» **Instructions to follow**
Copy out the material below in full, but not its images.

» **Record extracts**
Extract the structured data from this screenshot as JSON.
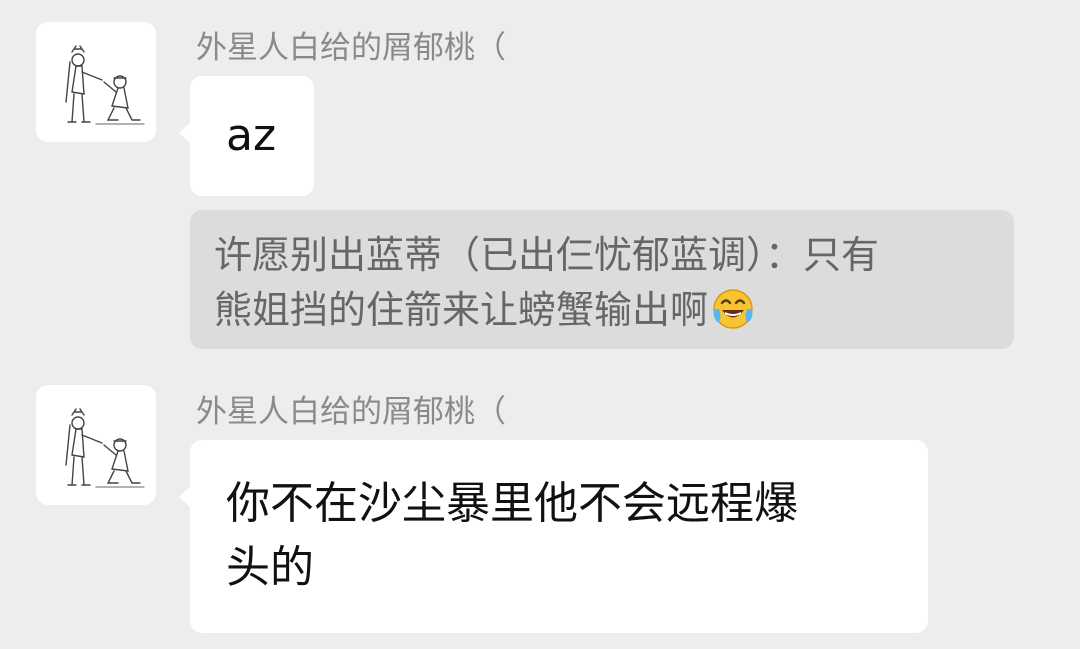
{
  "messages": [
    {
      "sender": "外星人白给的屑郁桃（",
      "text": "az"
    },
    {
      "sender": "外星人白给的屑郁桃（",
      "text_line1": "你不在沙尘暴里他不会远程爆",
      "text_line2": "头的"
    }
  ],
  "quote": {
    "line1": "许愿别出蓝蒂（已出仨忧郁蓝调）：只有",
    "line2": "熊姐挡的住箭来让螃蟹输出啊",
    "emoji": "face-with-tears-of-joy"
  },
  "colors": {
    "background": "#ededed",
    "bubble": "#ffffff",
    "quote_background": "#dcdcdc",
    "sender_name": "#8a8a8a",
    "quote_text": "#666666"
  }
}
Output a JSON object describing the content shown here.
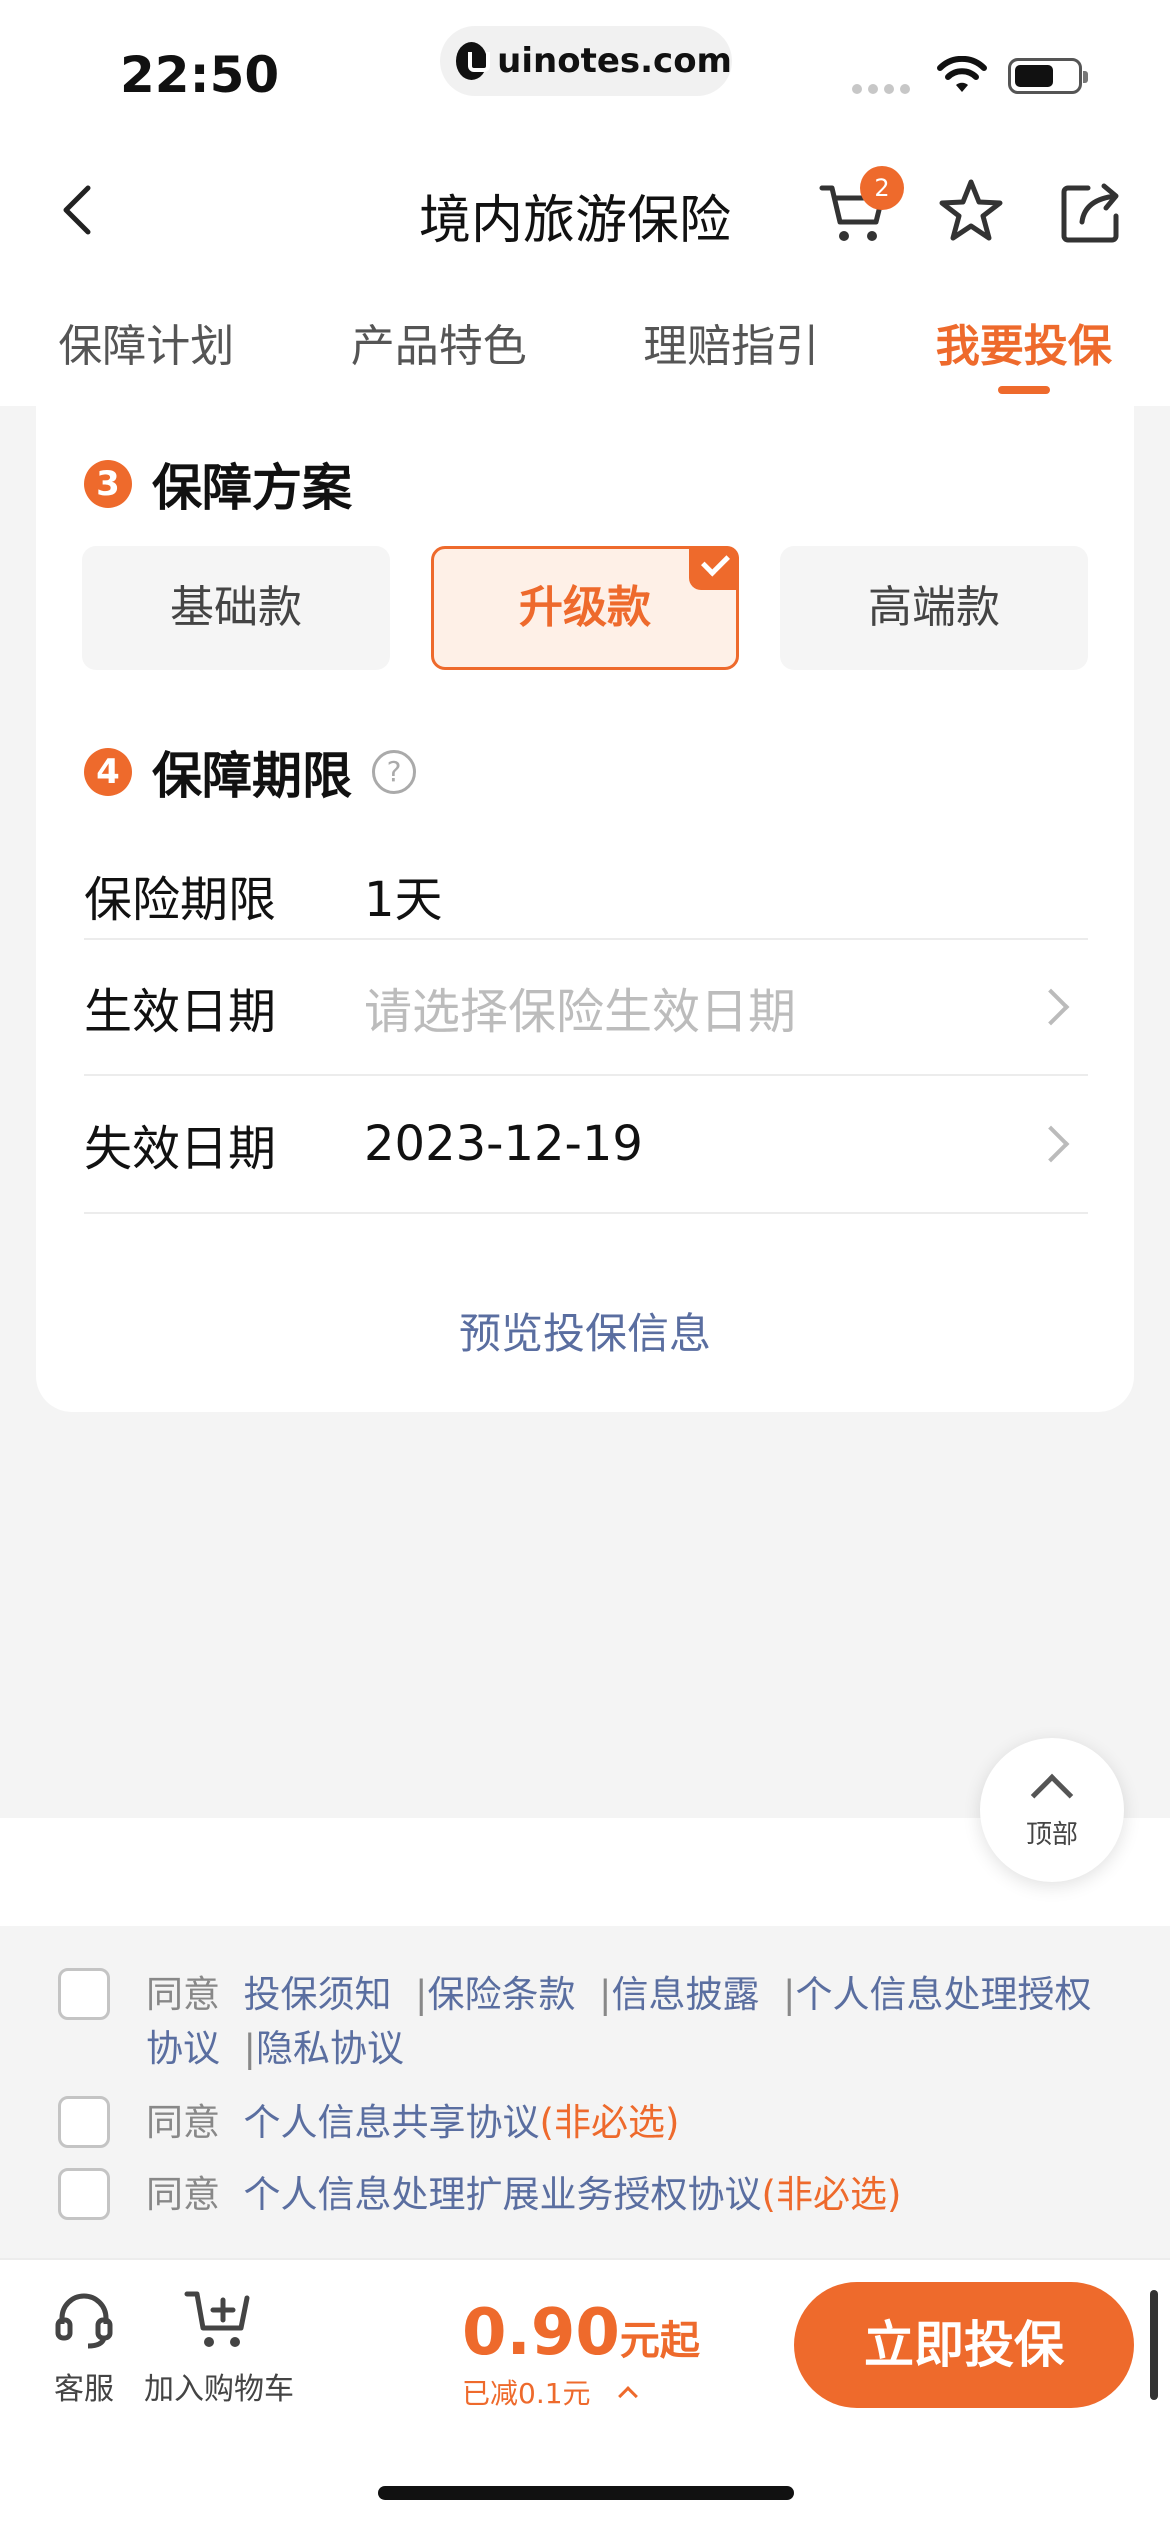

» **Output of the task**
Extract the structured data from this screenshot as JSON.
{
  "messages": [
    {
      "sender": "外星人白给的屑郁桃（",
      "text": "az"
    },
    {
      "sender": "外星人白给的屑郁桃（",
      "text_line1": "你不在沙尘暴里他不会远程爆",
      "text_line2": "头的"
    }
  ],
  "quote": {
    "line1": "许愿别出蓝蒂（已出仨忧郁蓝调）：只有",
    "line2": "熊姐挡的住箭来让螃蟹输出啊",
    "emoji": "face-with-tears-of-joy"
  },
  "colors": {
    "background": "#ededed",
    "bubble": "#ffffff",
    "quote_background": "#dcdcdc",
    "sender_name": "#8a8a8a",
    "quote_text": "#666666"
  }
}
Output a JSON object describing the content shown here.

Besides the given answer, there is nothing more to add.